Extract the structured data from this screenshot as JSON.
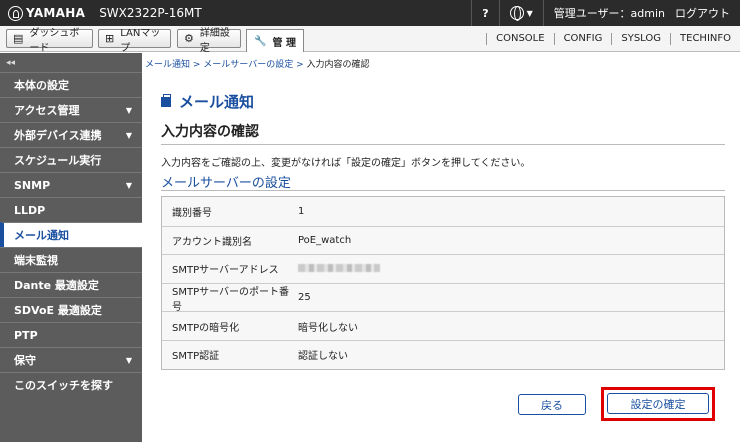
{
  "header": {
    "brand": "YAMAHA",
    "model": "SWX2322P-16MT",
    "help": "?",
    "user": "管理ユーザー：admin",
    "logout": "ログアウト"
  },
  "nav": {
    "dashboard": "ダッシュボード",
    "lanmap": "LANマップ",
    "detail": "詳細設定",
    "manage": "管 理",
    "links": [
      "CONSOLE",
      "CONFIG",
      "SYSLOG",
      "TECHINFO"
    ]
  },
  "sidebar": {
    "collapse": "◂◂",
    "items": [
      {
        "label": "本体の設定",
        "arrow": false,
        "active": false
      },
      {
        "label": "アクセス管理",
        "arrow": true,
        "active": false
      },
      {
        "label": "外部デバイス連携",
        "arrow": true,
        "active": false
      },
      {
        "label": "スケジュール実行",
        "arrow": false,
        "active": false
      },
      {
        "label": "SNMP",
        "arrow": true,
        "active": false
      },
      {
        "label": "LLDP",
        "arrow": false,
        "active": false
      },
      {
        "label": "メール通知",
        "arrow": false,
        "active": true
      },
      {
        "label": "端末監視",
        "arrow": false,
        "active": false
      },
      {
        "label": "Dante 最適設定",
        "arrow": false,
        "active": false
      },
      {
        "label": "SDVoE 最適設定",
        "arrow": false,
        "active": false
      },
      {
        "label": "PTP",
        "arrow": false,
        "active": false
      },
      {
        "label": "保守",
        "arrow": true,
        "active": false
      },
      {
        "label": "このスイッチを探す",
        "arrow": false,
        "active": false
      }
    ]
  },
  "breadcrumb": {
    "item1": "メール通知",
    "sep": " > ",
    "item2": "メールサーバーの設定",
    "current": "入力内容の確認"
  },
  "page": {
    "title": "メール通知",
    "subtitle": "入力内容の確認",
    "description": "入力内容をご確認の上、変更がなければ「設定の確定」ボタンを押してください。",
    "section": "メールサーバーの設定"
  },
  "table": {
    "rows": [
      {
        "label": "識別番号",
        "value": "1"
      },
      {
        "label": "アカウント識別名",
        "value": "PoE_watch"
      },
      {
        "label": "SMTPサーバーアドレス",
        "value": ""
      },
      {
        "label": "SMTPサーバーのポート番号",
        "value": "25"
      },
      {
        "label": "SMTPの暗号化",
        "value": "暗号化しない"
      },
      {
        "label": "SMTP認証",
        "value": "認証しない"
      }
    ]
  },
  "buttons": {
    "back": "戻る",
    "confirm": "設定の確定"
  },
  "colors": {
    "accent": "#1a4fa0",
    "highlight": "#e00000",
    "sidebar": "#5c5c5c",
    "header": "#2b2b2b"
  }
}
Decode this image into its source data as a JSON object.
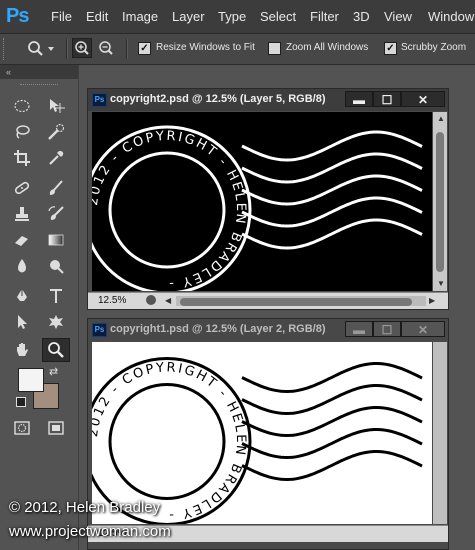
{
  "app": {
    "logo": "Ps"
  },
  "menu": [
    "File",
    "Edit",
    "Image",
    "Layer",
    "Type",
    "Select",
    "Filter",
    "3D",
    "View",
    "Window"
  ],
  "options": {
    "resize_windows": "Resize Windows to Fit",
    "zoom_all": "Zoom All Windows",
    "scrubby_zoom": "Scrubby Zoom",
    "resize_checked": true,
    "zoom_all_checked": false,
    "scrubby_checked": true
  },
  "documents": [
    {
      "title": "copyright2.psd @ 12.5% (Layer 5, RGB/8)",
      "zoom": "12.5%",
      "background": "#000000",
      "ink": "#ffffff",
      "stamp_text": "2012 - COPYRIGHT - HELEN BRADLEY -"
    },
    {
      "title": "copyright1.psd @ 12.5% (Layer 2, RGB/8)",
      "zoom": "12.5%",
      "background": "#ffffff",
      "ink": "#000000",
      "stamp_text": "2012 - COPYRIGHT - HELEN BRADLEY -"
    }
  ],
  "watermark": {
    "line1": "© 2012, Helen Bradley",
    "line2": "www.projectwoman.com"
  },
  "colors": {
    "foreground": "#f4f4f4",
    "background": "#a48e7e"
  }
}
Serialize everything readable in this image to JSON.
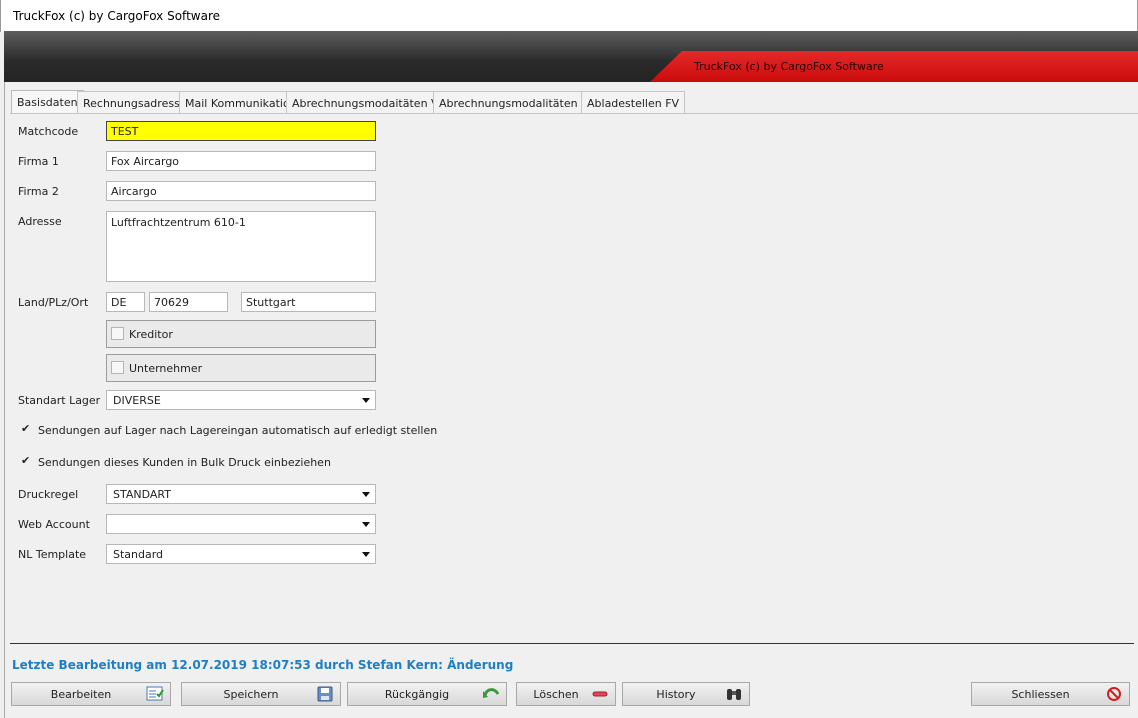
◇ ◇ ◇ ◇
Exercise |
Reproduce the material above verbatim; omit every picture.

Output of the task |
Extract the structured data from this screenshot as JSON.
{
  "header": {
    "brand": "YAMAHA",
    "model": "SWX2322P-16MT",
    "help": "?",
    "user": "管理ユーザー：admin",
    "logout": "ログアウト"
  },
  "nav": {
    "dashboard": "ダッシュボード",
    "lanmap": "LANマップ",
    "detail": "詳細設定",
    "manage": "管 理",
    "links": [
      "CONSOLE",
      "CONFIG",
      "SYSLOG",
      "TECHINFO"
    ]
  },
  "sidebar": {
    "collapse": "◂◂",
    "items": [
      {
        "label": "本体の設定",
        "arrow": false,
        "active": false
      },
      {
        "label": "アクセス管理",
        "arrow": true,
        "active": false
      },
      {
        "label": "外部デバイス連携",
        "arrow": true,
        "active": false
      },
      {
        "label": "スケジュール実行",
        "arrow": false,
        "active": false
      },
      {
        "label": "SNMP",
        "arrow": true,
        "active": false
      },
      {
        "label": "LLDP",
        "arrow": false,
        "active": false
      },
      {
        "label": "メール通知",
        "arrow": false,
        "active": true
      },
      {
        "label": "端末監視",
        "arrow": false,
        "active": false
      },
      {
        "label": "Dante 最適設定",
        "arrow": false,
        "active": false
      },
      {
        "label": "SDVoE 最適設定",
        "arrow": false,
        "active": false
      },
      {
        "label": "PTP",
        "arrow": false,
        "active": false
      },
      {
        "label": "保守",
        "arrow": true,
        "active": false
      },
      {
        "label": "このスイッチを探す",
        "arrow": false,
        "active": false
      }
    ]
  },
  "breadcrumb": {
    "item1": "メール通知",
    "sep": " > ",
    "item2": "メールサーバーの設定",
    "current": "入力内容の確認"
  },
  "page": {
    "title": "メール通知",
    "subtitle": "入力内容の確認",
    "description": "入力内容をご確認の上、変更がなければ「設定の確定」ボタンを押してください。",
    "section": "メールサーバーの設定"
  },
  "table": {
    "rows": [
      {
        "label": "識別番号",
        "value": "1"
      },
      {
        "label": "アカウント識別名",
        "value": "PoE_watch"
      },
      {
        "label": "SMTPサーバーアドレス",
        "value": ""
      },
      {
        "label": "SMTPサーバーのポート番号",
        "value": "25"
      },
      {
        "label": "SMTPの暗号化",
        "value": "暗号化しない"
      },
      {
        "label": "SMTP認証",
        "value": "認証しない"
      }
    ]
  },
  "buttons": {
    "back": "戻る",
    "confirm": "設定の確定"
  },
  "colors": {
    "accent": "#1a4fa0",
    "highlight": "#e00000",
    "sidebar": "#5c5c5c",
    "header": "#2b2b2b"
  }
}
Decode this image into its source data as a JSON object.
{
  "app": {
    "logo": "Ps"
  },
  "menu": [
    "File",
    "Edit",
    "Image",
    "Layer",
    "Type",
    "Select",
    "Filter",
    "3D",
    "View",
    "Window"
  ],
  "options": {
    "resize_windows": "Resize Windows to Fit",
    "zoom_all": "Zoom All Windows",
    "scrubby_zoom": "Scrubby Zoom",
    "resize_checked": true,
    "zoom_all_checked": false,
    "scrubby_checked": true
  },
  "documents": [
    {
      "title": "copyright2.psd @ 12.5% (Layer 5, RGB/8)",
      "zoom": "12.5%",
      "background": "#000000",
      "ink": "#ffffff",
      "stamp_text": "2012 - COPYRIGHT - HELEN BRADLEY -"
    },
    {
      "title": "copyright1.psd @ 12.5% (Layer 2, RGB/8)",
      "zoom": "12.5%",
      "background": "#ffffff",
      "ink": "#000000",
      "stamp_text": "2012 - COPYRIGHT - HELEN BRADLEY -"
    }
  ],
  "watermark": {
    "line1": "© 2012, Helen Bradley",
    "line2": "www.projectwoman.com"
  },
  "colors": {
    "foreground": "#f4f4f4",
    "background": "#a48e7e"
  }
}
Serialize everything readable in this image to JSON.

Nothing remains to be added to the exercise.